EXERCISE DIRECTIONS >> Type the records out again in full, exactly.

GIVEN RECORDS >>
* start *

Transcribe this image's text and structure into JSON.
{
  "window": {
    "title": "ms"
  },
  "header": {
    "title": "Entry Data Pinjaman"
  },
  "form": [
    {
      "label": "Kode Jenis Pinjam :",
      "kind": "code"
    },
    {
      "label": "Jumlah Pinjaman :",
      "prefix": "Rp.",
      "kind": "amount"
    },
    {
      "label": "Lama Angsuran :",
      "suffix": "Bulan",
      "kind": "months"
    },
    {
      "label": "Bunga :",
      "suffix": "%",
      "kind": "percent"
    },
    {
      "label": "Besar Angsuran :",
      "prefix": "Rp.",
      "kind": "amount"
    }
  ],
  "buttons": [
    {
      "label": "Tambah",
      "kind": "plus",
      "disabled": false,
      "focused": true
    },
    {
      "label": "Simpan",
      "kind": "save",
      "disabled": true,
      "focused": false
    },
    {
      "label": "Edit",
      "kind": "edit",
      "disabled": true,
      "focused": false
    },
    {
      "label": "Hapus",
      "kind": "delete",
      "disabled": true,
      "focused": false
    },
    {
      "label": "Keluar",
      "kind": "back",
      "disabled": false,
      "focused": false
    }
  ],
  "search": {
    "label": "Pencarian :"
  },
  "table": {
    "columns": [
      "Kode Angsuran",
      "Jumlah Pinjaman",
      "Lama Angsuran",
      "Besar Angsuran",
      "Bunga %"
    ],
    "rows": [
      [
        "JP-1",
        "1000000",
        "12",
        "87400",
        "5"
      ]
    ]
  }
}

* end *

COMPLETE RESPONSE >>
Transcribe this image's text and structure into JSON.
{
  "window": {
    "title": "ms"
  },
  "header": {
    "title": "Entry Data Pinjaman"
  },
  "form": [
    {
      "label": "Kode Jenis Pinjam :",
      "kind": "code"
    },
    {
      "label": "Jumlah Pinjaman :",
      "prefix": "Rp.",
      "kind": "amount"
    },
    {
      "label": "Lama Angsuran :",
      "suffix": "Bulan",
      "kind": "months"
    },
    {
      "label": "Bunga :",
      "suffix": "%",
      "kind": "percent"
    },
    {
      "label": "Besar Angsuran :",
      "prefix": "Rp.",
      "kind": "amount"
    }
  ],
  "buttons": [
    {
      "label": "Tambah",
      "kind": "plus",
      "disabled": false,
      "focused": true
    },
    {
      "label": "Simpan",
      "kind": "save",
      "disabled": true,
      "focused": false
    },
    {
      "label": "Edit",
      "kind": "edit",
      "disabled": true,
      "focused": false
    },
    {
      "label": "Hapus",
      "kind": "delete",
      "disabled": true,
      "focused": false
    },
    {
      "label": "Keluar",
      "kind": "back",
      "disabled": false,
      "focused": false
    }
  ],
  "search": {
    "label": "Pencarian :"
  },
  "table": {
    "columns": [
      "Kode Angsuran",
      "Jumlah Pinjaman",
      "Lama Angsuran",
      "Besar Angsuran",
      "Bunga %"
    ],
    "rows": [
      [
        "JP-1",
        "1000000",
        "12",
        "87400",
        "5"
      ]
    ]
  }
}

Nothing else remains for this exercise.